▶ [OBJECTIVE]
Do any lines in the data below contain "from"? If so, copy every one of them.

▶ [INPUT DATA]

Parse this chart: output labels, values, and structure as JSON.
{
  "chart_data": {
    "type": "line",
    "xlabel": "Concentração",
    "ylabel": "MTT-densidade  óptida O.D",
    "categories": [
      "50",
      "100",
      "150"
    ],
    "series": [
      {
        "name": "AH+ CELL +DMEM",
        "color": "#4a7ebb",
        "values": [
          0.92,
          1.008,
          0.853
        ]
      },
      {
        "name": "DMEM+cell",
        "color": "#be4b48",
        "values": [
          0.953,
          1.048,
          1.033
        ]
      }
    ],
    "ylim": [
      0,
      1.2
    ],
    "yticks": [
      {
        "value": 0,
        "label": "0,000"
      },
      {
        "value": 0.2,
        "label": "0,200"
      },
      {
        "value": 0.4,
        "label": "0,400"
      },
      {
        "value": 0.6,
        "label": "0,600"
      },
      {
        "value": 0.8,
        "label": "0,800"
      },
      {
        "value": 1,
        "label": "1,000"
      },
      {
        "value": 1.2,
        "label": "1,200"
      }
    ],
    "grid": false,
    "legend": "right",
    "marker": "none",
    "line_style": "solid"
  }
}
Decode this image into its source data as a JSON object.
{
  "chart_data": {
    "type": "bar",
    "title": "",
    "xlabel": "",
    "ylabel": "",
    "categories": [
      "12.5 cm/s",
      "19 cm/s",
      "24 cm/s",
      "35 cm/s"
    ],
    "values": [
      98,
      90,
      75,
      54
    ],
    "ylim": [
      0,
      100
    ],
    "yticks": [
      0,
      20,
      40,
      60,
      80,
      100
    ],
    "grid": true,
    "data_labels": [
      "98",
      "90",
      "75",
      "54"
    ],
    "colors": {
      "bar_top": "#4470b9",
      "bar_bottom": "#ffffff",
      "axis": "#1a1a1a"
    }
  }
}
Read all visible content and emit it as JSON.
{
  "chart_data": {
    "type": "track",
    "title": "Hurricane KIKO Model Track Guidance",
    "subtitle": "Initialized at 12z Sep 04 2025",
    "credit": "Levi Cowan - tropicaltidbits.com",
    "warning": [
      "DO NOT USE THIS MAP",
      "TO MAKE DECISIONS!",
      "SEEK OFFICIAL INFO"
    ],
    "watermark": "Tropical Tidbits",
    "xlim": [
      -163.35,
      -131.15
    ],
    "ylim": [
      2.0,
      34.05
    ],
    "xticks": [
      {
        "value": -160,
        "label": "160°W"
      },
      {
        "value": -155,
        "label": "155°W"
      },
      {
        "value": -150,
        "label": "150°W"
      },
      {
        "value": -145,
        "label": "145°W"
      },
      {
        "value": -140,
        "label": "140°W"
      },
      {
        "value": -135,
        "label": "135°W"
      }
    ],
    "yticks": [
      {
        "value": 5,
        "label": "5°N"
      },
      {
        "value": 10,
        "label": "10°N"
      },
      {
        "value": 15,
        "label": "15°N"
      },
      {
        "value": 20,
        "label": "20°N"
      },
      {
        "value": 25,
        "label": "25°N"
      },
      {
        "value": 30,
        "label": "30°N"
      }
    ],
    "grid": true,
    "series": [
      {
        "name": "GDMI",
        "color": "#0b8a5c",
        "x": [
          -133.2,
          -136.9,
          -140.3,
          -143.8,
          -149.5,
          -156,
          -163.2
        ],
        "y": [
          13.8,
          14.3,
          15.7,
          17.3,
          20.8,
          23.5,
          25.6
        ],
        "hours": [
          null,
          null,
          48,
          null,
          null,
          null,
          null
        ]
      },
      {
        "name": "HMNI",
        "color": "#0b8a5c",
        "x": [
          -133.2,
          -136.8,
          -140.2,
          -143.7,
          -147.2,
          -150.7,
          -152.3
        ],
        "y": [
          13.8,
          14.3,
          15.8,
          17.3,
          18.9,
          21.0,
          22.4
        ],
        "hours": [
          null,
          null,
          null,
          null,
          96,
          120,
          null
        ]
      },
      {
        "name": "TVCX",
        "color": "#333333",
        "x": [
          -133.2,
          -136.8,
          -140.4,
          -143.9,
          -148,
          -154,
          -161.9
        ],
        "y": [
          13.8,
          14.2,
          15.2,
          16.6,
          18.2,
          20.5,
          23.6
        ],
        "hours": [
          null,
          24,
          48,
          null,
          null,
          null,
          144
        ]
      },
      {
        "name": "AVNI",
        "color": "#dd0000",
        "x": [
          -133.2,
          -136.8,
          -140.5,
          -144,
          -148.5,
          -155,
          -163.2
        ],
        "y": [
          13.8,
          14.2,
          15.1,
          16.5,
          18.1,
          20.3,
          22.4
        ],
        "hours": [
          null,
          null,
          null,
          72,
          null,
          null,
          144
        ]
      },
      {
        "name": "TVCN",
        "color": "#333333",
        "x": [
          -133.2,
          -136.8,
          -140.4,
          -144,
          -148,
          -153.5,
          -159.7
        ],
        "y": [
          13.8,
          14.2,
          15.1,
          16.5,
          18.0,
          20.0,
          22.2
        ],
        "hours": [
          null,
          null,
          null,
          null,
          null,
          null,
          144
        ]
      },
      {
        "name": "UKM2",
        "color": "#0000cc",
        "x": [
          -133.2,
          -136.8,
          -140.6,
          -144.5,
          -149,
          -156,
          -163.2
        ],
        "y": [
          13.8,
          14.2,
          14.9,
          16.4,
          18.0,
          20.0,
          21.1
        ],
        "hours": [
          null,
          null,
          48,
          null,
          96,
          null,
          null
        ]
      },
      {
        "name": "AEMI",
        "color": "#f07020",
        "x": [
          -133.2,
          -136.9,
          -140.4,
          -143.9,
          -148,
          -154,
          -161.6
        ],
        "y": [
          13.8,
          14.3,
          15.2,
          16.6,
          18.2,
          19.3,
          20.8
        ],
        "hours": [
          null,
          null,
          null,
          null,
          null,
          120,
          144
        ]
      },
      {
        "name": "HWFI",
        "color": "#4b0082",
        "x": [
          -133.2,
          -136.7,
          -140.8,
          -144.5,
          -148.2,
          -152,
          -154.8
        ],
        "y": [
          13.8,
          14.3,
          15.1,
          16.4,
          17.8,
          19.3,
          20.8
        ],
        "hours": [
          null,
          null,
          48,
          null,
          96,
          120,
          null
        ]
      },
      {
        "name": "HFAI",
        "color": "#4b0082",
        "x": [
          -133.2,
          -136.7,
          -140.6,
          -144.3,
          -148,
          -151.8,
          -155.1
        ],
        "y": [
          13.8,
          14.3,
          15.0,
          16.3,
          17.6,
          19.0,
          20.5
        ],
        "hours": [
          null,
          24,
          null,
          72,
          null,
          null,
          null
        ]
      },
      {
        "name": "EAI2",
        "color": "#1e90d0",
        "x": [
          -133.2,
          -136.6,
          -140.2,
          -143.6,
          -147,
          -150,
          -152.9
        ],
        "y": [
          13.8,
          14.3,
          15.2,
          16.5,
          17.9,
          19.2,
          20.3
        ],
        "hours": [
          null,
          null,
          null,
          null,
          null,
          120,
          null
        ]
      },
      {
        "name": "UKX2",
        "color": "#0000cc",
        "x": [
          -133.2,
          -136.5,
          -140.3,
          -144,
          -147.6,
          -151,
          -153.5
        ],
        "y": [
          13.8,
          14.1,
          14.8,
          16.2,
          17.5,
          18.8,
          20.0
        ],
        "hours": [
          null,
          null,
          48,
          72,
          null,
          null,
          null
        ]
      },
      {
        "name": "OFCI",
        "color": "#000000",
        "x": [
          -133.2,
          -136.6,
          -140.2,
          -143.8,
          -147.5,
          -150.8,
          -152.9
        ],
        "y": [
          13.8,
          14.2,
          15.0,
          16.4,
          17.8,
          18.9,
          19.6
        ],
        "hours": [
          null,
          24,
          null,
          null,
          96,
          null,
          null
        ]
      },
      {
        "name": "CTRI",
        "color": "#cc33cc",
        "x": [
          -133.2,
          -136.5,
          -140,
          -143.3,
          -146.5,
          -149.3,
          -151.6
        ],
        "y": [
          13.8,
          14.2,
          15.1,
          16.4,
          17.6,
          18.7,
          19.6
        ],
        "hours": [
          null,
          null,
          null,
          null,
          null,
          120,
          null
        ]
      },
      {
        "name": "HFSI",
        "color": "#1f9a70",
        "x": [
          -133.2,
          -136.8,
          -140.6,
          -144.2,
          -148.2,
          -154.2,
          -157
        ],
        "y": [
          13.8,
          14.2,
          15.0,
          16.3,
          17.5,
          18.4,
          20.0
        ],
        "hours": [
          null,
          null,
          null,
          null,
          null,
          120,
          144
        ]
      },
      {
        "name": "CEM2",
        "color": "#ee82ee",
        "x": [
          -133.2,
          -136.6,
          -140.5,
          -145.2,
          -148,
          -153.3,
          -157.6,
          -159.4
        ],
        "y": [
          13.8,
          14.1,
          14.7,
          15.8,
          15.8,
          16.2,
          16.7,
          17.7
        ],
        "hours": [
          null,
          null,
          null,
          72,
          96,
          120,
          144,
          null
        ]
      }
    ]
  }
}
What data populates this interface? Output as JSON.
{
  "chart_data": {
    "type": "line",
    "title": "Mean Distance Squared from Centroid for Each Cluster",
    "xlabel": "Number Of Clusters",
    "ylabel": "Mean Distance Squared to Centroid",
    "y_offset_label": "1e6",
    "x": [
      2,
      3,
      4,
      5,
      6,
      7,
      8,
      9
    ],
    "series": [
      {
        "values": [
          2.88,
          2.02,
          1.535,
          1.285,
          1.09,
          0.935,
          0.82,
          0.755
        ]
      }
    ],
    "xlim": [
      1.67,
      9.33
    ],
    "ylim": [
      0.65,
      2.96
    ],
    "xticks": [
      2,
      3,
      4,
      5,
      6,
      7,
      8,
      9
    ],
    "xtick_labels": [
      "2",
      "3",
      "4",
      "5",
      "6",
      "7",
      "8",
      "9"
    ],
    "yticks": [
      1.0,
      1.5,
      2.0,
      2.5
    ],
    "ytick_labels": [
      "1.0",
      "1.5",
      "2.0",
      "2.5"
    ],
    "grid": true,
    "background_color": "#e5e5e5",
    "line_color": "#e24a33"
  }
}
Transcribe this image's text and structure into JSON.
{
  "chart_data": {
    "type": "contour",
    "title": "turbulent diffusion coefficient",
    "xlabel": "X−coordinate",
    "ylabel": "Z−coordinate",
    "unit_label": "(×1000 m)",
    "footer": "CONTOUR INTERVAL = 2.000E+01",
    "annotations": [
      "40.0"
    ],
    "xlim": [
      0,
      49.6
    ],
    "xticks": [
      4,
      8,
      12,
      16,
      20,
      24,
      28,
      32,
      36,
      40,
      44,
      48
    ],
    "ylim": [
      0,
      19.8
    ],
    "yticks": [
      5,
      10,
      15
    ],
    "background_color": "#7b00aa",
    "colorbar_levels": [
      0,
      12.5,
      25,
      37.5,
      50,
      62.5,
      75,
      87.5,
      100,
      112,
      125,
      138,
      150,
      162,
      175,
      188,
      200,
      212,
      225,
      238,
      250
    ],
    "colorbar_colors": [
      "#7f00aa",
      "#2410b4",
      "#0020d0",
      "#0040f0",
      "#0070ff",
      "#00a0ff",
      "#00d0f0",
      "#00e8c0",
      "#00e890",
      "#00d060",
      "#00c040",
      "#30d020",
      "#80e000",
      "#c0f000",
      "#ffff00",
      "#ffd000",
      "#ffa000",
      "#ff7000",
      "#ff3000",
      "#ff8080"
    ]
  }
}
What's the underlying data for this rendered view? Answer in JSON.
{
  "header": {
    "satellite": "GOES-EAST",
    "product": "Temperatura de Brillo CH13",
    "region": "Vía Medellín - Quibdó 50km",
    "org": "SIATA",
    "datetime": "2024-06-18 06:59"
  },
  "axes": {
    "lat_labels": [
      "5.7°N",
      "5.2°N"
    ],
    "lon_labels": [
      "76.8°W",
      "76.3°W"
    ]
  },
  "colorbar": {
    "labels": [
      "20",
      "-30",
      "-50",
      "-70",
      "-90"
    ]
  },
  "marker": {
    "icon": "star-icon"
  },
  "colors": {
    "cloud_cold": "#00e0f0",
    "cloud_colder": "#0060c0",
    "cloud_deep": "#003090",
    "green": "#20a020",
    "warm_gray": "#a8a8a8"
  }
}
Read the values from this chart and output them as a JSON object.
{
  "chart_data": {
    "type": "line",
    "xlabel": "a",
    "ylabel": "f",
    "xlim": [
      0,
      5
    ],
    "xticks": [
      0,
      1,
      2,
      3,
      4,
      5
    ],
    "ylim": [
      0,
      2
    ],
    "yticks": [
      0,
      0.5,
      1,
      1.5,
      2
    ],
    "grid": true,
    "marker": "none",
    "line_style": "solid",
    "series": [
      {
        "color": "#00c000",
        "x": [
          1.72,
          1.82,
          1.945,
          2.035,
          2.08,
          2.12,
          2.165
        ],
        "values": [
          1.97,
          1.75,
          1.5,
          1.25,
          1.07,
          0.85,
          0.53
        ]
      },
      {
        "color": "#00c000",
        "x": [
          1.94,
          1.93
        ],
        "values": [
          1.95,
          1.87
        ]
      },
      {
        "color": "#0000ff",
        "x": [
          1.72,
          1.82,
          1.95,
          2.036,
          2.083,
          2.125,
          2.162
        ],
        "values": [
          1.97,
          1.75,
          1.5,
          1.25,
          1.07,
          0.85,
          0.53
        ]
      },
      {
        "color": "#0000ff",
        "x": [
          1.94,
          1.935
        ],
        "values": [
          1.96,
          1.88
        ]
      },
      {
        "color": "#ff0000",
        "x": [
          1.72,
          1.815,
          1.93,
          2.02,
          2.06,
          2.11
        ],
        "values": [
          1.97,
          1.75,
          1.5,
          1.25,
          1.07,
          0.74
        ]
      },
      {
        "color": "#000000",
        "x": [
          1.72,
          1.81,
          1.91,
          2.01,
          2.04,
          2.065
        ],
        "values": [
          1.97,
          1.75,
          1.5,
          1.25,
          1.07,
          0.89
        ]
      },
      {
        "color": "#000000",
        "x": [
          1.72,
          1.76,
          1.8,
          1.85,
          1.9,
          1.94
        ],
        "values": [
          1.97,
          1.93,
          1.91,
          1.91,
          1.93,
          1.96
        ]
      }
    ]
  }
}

▶ [FULL RESPONSE]
    "title": "Mean Distance Squared from Centroid for Each Cluster",
Read the values from this chart and output them as a JSON object.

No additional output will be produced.